── Dataset records
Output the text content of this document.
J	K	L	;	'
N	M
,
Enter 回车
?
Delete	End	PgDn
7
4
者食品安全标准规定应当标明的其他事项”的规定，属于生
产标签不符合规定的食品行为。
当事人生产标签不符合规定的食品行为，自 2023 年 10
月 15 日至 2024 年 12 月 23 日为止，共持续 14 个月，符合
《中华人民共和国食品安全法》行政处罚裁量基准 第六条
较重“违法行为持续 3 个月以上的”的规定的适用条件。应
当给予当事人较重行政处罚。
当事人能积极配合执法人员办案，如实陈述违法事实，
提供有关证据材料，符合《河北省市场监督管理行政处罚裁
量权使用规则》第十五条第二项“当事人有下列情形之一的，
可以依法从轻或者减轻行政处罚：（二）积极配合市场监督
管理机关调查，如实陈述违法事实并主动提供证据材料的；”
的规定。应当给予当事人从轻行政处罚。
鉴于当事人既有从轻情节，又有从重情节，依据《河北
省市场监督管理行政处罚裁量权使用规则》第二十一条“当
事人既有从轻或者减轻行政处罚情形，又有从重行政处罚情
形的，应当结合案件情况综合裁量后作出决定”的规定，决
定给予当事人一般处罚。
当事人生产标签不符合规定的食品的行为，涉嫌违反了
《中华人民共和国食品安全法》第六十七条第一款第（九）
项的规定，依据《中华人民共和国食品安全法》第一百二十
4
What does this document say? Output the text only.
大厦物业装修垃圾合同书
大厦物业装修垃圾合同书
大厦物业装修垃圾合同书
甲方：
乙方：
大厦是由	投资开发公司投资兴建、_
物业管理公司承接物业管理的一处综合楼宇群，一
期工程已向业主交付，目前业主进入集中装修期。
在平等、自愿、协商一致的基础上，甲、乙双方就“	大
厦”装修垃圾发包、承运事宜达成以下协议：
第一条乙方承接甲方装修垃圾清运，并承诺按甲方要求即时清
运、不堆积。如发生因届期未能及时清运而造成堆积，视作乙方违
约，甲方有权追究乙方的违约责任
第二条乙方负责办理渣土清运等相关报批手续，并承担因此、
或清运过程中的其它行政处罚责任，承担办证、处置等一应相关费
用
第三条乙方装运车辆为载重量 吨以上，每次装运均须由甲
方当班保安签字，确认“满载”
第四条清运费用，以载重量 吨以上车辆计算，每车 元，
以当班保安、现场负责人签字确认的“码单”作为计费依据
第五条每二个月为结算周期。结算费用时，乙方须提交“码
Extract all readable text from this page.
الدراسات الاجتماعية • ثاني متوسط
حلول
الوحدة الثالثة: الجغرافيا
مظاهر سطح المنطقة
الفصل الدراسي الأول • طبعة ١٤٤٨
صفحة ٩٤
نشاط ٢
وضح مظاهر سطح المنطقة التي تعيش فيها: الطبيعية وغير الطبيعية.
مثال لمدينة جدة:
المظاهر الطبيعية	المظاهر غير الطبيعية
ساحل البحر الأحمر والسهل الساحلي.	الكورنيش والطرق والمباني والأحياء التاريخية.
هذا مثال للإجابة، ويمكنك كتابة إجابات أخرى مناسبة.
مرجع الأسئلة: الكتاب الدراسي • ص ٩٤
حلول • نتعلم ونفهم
────
Your instructions:
Exact output of every entry is required.

The completed task:
Output the text content of this document.
J	K	L	;	'
N	M
,
Enter 回车
?
Delete	End	PgDn
7
4
者食品安全标准规定应当标明的其他事项”的规定，属于生
产标签不符合规定的食品行为。
当事人生产标签不符合规定的食品行为，自 2023 年 10
月 15 日至 2024 年 12 月 23 日为止，共持续 14 个月，符合
《中华人民共和国食品安全法》行政处罚裁量基准 第六条
较重“违法行为持续 3 个月以上的”的规定的适用条件。应
当给予当事人较重行政处罚。
当事人能积极配合执法人员办案，如实陈述违法事实，
提供有关证据材料，符合《河北省市场监督管理行政处罚裁
量权使用规则》第十五条第二项“当事人有下列情形之一的，
可以依法从轻或者减轻行政处罚：（二）积极配合市场监督
管理机关调查，如实陈述违法事实并主动提供证据材料的；”
的规定。应当给予当事人从轻行政处罚。
鉴于当事人既有从轻情节，又有从重情节，依据《河北
省市场监督管理行政处罚裁量权使用规则》第二十一条“当
事人既有从轻或者减轻行政处罚情形，又有从重行政处罚情
形的，应当结合案件情况综合裁量后作出决定”的规定，决
定给予当事人一般处罚。
当事人生产标签不符合规定的食品的行为，涉嫌违反了
《中华人民共和国食品安全法》第六十七条第一款第（九）
项的规定，依据《中华人民共和国食品安全法》第一百二十
4
What does this document say? Output the text only.
大厦物业装修垃圾合同书
大厦物业装修垃圾合同书
大厦物业装修垃圾合同书
甲方：
乙方：
大厦是由	投资开发公司投资兴建、_
物业管理公司承接物业管理的一处综合楼宇群，一
期工程已向业主交付，目前业主进入集中装修期。
在平等、自愿、协商一致的基础上，甲、乙双方就“	大
厦”装修垃圾发包、承运事宜达成以下协议：
第一条乙方承接甲方装修垃圾清运，并承诺按甲方要求即时清
运、不堆积。如发生因届期未能及时清运而造成堆积，视作乙方违
约，甲方有权追究乙方的违约责任
第二条乙方负责办理渣土清运等相关报批手续，并承担因此、
或清运过程中的其它行政处罚责任，承担办证、处置等一应相关费
用
第三条乙方装运车辆为载重量 吨以上，每次装运均须由甲
方当班保安签字，确认“满载”
第四条清运费用，以载重量 吨以上车辆计算，每车 元，
以当班保安、现场负责人签字确认的“码单”作为计费依据
第五条每二个月为结算周期。结算费用时，乙方须提交“码
Extract all readable text from this page.
الدراسات الاجتماعية • ثاني متوسط
حلول
الوحدة الثالثة: الجغرافيا
مظاهر سطح المنطقة
الفصل الدراسي الأول • طبعة ١٤٤٨
صفحة ٩٤
نشاط ٢
وضح مظاهر سطح المنطقة التي تعيش فيها: الطبيعية وغير الطبيعية.
مثال لمدينة جدة:
المظاهر الطبيعية	المظاهر غير الطبيعية
ساحل البحر الأحمر والسهل الساحلي.	الكورنيش والطرق والمباني والأحياء التاريخية.
هذا مثال للإجابة، ويمكنك كتابة إجابات أخرى مناسبة.
مرجع الأسئلة: الكتاب الدراسي • ص ٩٤
حلول • نتعلم ونفهم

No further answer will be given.